> **Records to use**:
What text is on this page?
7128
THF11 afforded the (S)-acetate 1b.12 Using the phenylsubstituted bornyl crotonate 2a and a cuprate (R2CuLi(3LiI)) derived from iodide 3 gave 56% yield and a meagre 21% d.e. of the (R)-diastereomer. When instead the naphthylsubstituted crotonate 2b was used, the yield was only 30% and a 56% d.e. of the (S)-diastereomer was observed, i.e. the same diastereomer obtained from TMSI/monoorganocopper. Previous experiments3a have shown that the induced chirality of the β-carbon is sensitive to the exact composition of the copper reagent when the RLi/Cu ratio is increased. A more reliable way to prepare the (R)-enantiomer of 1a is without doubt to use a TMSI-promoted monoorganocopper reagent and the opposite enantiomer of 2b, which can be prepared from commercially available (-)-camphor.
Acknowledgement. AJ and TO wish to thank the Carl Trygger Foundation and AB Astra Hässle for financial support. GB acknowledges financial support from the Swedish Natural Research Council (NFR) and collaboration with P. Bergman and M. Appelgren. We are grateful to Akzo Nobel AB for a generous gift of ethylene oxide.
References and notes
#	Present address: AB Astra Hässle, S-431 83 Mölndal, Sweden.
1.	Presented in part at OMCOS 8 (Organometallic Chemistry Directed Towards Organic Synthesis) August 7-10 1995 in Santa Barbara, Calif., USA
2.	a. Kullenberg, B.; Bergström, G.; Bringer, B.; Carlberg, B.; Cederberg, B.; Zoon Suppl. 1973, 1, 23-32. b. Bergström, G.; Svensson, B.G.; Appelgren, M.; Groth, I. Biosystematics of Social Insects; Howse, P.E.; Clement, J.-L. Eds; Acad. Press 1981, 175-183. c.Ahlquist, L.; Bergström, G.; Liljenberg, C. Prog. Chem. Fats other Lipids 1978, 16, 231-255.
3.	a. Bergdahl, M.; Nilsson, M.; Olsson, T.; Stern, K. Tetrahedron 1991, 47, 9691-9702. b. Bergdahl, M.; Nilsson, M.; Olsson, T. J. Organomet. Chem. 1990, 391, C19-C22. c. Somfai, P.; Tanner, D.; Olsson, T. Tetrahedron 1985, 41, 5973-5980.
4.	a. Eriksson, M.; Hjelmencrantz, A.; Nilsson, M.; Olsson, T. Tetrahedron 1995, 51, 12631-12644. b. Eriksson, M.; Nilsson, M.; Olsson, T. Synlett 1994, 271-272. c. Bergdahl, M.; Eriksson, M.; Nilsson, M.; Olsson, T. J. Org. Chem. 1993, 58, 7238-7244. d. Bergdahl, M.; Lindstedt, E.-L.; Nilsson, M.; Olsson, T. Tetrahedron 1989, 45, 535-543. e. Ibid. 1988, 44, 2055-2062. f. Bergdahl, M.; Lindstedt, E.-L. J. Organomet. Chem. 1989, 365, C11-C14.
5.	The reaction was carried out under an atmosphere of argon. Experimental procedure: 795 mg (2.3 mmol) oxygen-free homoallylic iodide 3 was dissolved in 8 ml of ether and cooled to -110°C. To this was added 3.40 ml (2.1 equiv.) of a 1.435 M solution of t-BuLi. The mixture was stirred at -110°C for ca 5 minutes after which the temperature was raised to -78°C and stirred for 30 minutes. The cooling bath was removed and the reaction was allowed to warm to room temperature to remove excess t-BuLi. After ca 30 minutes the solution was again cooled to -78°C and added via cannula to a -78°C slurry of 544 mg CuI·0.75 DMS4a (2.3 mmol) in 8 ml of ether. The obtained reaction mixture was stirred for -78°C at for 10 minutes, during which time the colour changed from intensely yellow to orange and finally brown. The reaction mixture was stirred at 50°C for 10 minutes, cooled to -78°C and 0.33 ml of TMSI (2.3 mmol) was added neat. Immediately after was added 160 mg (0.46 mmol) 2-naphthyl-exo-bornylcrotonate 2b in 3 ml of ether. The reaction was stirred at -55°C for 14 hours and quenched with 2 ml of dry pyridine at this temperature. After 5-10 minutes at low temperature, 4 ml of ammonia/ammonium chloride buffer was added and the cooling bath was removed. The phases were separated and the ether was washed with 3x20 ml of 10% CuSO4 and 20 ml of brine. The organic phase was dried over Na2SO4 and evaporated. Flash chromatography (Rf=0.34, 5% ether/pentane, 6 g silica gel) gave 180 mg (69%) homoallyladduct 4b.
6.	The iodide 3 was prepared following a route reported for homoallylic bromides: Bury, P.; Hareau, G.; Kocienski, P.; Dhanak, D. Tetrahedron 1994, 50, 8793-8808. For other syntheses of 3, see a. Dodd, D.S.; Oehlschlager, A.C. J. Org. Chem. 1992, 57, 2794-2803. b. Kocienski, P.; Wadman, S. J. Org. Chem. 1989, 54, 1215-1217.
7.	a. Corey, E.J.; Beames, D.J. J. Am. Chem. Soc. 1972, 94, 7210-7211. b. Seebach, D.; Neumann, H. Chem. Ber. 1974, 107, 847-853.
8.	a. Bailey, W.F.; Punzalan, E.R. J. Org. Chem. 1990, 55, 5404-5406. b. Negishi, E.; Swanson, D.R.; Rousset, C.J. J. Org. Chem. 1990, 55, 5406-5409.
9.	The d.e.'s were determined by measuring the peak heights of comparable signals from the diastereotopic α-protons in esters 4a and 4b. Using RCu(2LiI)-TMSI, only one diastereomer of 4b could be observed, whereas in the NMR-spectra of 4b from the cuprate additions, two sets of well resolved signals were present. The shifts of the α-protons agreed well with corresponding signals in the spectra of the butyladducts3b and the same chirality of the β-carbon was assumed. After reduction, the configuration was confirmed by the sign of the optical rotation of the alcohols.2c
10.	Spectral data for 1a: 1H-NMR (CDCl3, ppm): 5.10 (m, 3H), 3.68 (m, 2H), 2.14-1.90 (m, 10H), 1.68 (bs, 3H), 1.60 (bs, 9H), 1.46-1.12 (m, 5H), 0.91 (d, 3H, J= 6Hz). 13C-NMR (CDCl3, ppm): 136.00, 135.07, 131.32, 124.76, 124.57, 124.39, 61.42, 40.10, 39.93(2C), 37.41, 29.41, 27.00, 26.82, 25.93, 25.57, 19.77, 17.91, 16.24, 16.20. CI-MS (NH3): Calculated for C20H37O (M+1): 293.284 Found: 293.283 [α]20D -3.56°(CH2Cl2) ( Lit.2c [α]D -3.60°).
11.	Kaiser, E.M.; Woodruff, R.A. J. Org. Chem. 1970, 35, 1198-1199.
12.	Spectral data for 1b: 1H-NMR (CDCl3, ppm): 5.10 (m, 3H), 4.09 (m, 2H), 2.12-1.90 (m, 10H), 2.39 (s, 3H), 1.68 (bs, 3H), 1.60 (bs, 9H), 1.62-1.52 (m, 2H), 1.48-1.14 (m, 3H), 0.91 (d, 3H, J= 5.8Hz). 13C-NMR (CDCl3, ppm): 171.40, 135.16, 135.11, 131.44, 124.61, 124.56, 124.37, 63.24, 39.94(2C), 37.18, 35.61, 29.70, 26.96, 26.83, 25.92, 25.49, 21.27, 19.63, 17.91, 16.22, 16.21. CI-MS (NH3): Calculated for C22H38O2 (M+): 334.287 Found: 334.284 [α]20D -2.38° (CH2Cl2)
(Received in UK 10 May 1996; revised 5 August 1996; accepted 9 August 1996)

> **Goal**:
Print every record exactly as it was given.

> **Response**:
What text is on this page?
7128
THF11 afforded the (S)-acetate 1b.12 Using the phenylsubstituted bornyl crotonate 2a and a cuprate (R2CuLi(3LiI)) derived from iodide 3 gave 56% yield and a meagre 21% d.e. of the (R)-diastereomer. When instead the naphthylsubstituted crotonate 2b was used, the yield was only 30% and a 56% d.e. of the (S)-diastereomer was observed, i.e. the same diastereomer obtained from TMSI/monoorganocopper. Previous experiments3a have shown that the induced chirality of the β-carbon is sensitive to the exact composition of the copper reagent when the RLi/Cu ratio is increased. A more reliable way to prepare the (R)-enantiomer of 1a is without doubt to use a TMSI-promoted monoorganocopper reagent and the opposite enantiomer of 2b, which can be prepared from commercially available (-)-camphor.
Acknowledgement. AJ and TO wish to thank the Carl Trygger Foundation and AB Astra Hässle for financial support. GB acknowledges financial support from the Swedish Natural Research Council (NFR) and collaboration with P. Bergman and M. Appelgren. We are grateful to Akzo Nobel AB for a generous gift of ethylene oxide.
References and notes
#	Present address: AB Astra Hässle, S-431 83 Mölndal, Sweden.
1.	Presented in part at OMCOS 8 (Organometallic Chemistry Directed Towards Organic Synthesis) August 7-10 1995 in Santa Barbara, Calif., USA
2.	a. Kullenberg, B.; Bergström, G.; Bringer, B.; Carlberg, B.; Cederberg, B.; Zoon Suppl. 1973, 1, 23-32. b. Bergström, G.; Svensson, B.G.; Appelgren, M.; Groth, I. Biosystematics of Social Insects; Howse, P.E.; Clement, J.-L. Eds; Acad. Press 1981, 175-183. c.Ahlquist, L.; Bergström, G.; Liljenberg, C. Prog. Chem. Fats other Lipids 1978, 16, 231-255.
3.	a. Bergdahl, M.; Nilsson, M.; Olsson, T.; Stern, K. Tetrahedron 1991, 47, 9691-9702. b. Bergdahl, M.; Nilsson, M.; Olsson, T. J. Organomet. Chem. 1990, 391, C19-C22. c. Somfai, P.; Tanner, D.; Olsson, T. Tetrahedron 1985, 41, 5973-5980.
4.	a. Eriksson, M.; Hjelmencrantz, A.; Nilsson, M.; Olsson, T. Tetrahedron 1995, 51, 12631-12644. b. Eriksson, M.; Nilsson, M.; Olsson, T. Synlett 1994, 271-272. c. Bergdahl, M.; Eriksson, M.; Nilsson, M.; Olsson, T. J. Org. Chem. 1993, 58, 7238-7244. d. Bergdahl, M.; Lindstedt, E.-L.; Nilsson, M.; Olsson, T. Tetrahedron 1989, 45, 535-543. e. Ibid. 1988, 44, 2055-2062. f. Bergdahl, M.; Lindstedt, E.-L. J. Organomet. Chem. 1989, 365, C11-C14.
5.	The reaction was carried out under an atmosphere of argon. Experimental procedure: 795 mg (2.3 mmol) oxygen-free homoallylic iodide 3 was dissolved in 8 ml of ether and cooled to -110°C. To this was added 3.40 ml (2.1 equiv.) of a 1.435 M solution of t-BuLi. The mixture was stirred at -110°C for ca 5 minutes after which the temperature was raised to -78°C and stirred for 30 minutes. The cooling bath was removed and the reaction was allowed to warm to room temperature to remove excess t-BuLi. After ca 30 minutes the solution was again cooled to -78°C and added via cannula to a -78°C slurry of 544 mg CuI·0.75 DMS4a (2.3 mmol) in 8 ml of ether. The obtained reaction mixture was stirred for -78°C at for 10 minutes, during which time the colour changed from intensely yellow to orange and finally brown. The reaction mixture was stirred at 50°C for 10 minutes, cooled to -78°C and 0.33 ml of TMSI (2.3 mmol) was added neat. Immediately after was added 160 mg (0.46 mmol) 2-naphthyl-exo-bornylcrotonate 2b in 3 ml of ether. The reaction was stirred at -55°C for 14 hours and quenched with 2 ml of dry pyridine at this temperature. After 5-10 minutes at low temperature, 4 ml of ammonia/ammonium chloride buffer was added and the cooling bath was removed. The phases were separated and the ether was washed with 3x20 ml of 10% CuSO4 and 20 ml of brine. The organic phase was dried over Na2SO4 and evaporated. Flash chromatography (Rf=0.34, 5% ether/pentane, 6 g silica gel) gave 180 mg (69%) homoallyladduct 4b.
6.	The iodide 3 was prepared following a route reported for homoallylic bromides: Bury, P.; Hareau, G.; Kocienski, P.; Dhanak, D. Tetrahedron 1994, 50, 8793-8808. For other syntheses of 3, see a. Dodd, D.S.; Oehlschlager, A.C. J. Org. Chem. 1992, 57, 2794-2803. b. Kocienski, P.; Wadman, S. J. Org. Chem. 1989, 54, 1215-1217.
7.	a. Corey, E.J.; Beames, D.J. J. Am. Chem. Soc. 1972, 94, 7210-7211. b. Seebach, D.; Neumann, H. Chem. Ber. 1974, 107, 847-853.
8.	a. Bailey, W.F.; Punzalan, E.R. J. Org. Chem. 1990, 55, 5404-5406. b. Negishi, E.; Swanson, D.R.; Rousset, C.J. J. Org. Chem. 1990, 55, 5406-5409.
9.	The d.e.'s were determined by measuring the peak heights of comparable signals from the diastereotopic α-protons in esters 4a and 4b. Using RCu(2LiI)-TMSI, only one diastereomer of 4b could be observed, whereas in the NMR-spectra of 4b from the cuprate additions, two sets of well resolved signals were present. The shifts of the α-protons agreed well with corresponding signals in the spectra of the butyladducts3b and the same chirality of the β-carbon was assumed. After reduction, the configuration was confirmed by the sign of the optical rotation of the alcohols.2c
10.	Spectral data for 1a: 1H-NMR (CDCl3, ppm): 5.10 (m, 3H), 3.68 (m, 2H), 2.14-1.90 (m, 10H), 1.68 (bs, 3H), 1.60 (bs, 9H), 1.46-1.12 (m, 5H), 0.91 (d, 3H, J= 6Hz). 13C-NMR (CDCl3, ppm): 136.00, 135.07, 131.32, 124.76, 124.57, 124.39, 61.42, 40.10, 39.93(2C), 37.41, 29.41, 27.00, 26.82, 25.93, 25.57, 19.77, 17.91, 16.24, 16.20. CI-MS (NH3): Calculated for C20H37O (M+1): 293.284 Found: 293.283 [α]20D -3.56°(CH2Cl2) ( Lit.2c [α]D -3.60°).
11.	Kaiser, E.M.; Woodruff, R.A. J. Org. Chem. 1970, 35, 1198-1199.
12.	Spectral data for 1b: 1H-NMR (CDCl3, ppm): 5.10 (m, 3H), 4.09 (m, 2H), 2.12-1.90 (m, 10H), 2.39 (s, 3H), 1.68 (bs, 3H), 1.60 (bs, 9H), 1.62-1.52 (m, 2H), 1.48-1.14 (m, 3H), 0.91 (d, 3H, J= 5.8Hz). 13C-NMR (CDCl3, ppm): 171.40, 135.16, 135.11, 131.44, 124.61, 124.56, 124.37, 63.24, 39.94(2C), 37.18, 35.61, 29.70, 26.96, 26.83, 25.92, 25.49, 21.27, 19.63, 17.91, 16.22, 16.21. CI-MS (NH3): Calculated for C22H38O2 (M+): 334.287 Found: 334.284 [α]20D -2.38° (CH2Cl2)
(Received in UK 10 May 1996; revised 5 August 1996; accepted 9 August 1996)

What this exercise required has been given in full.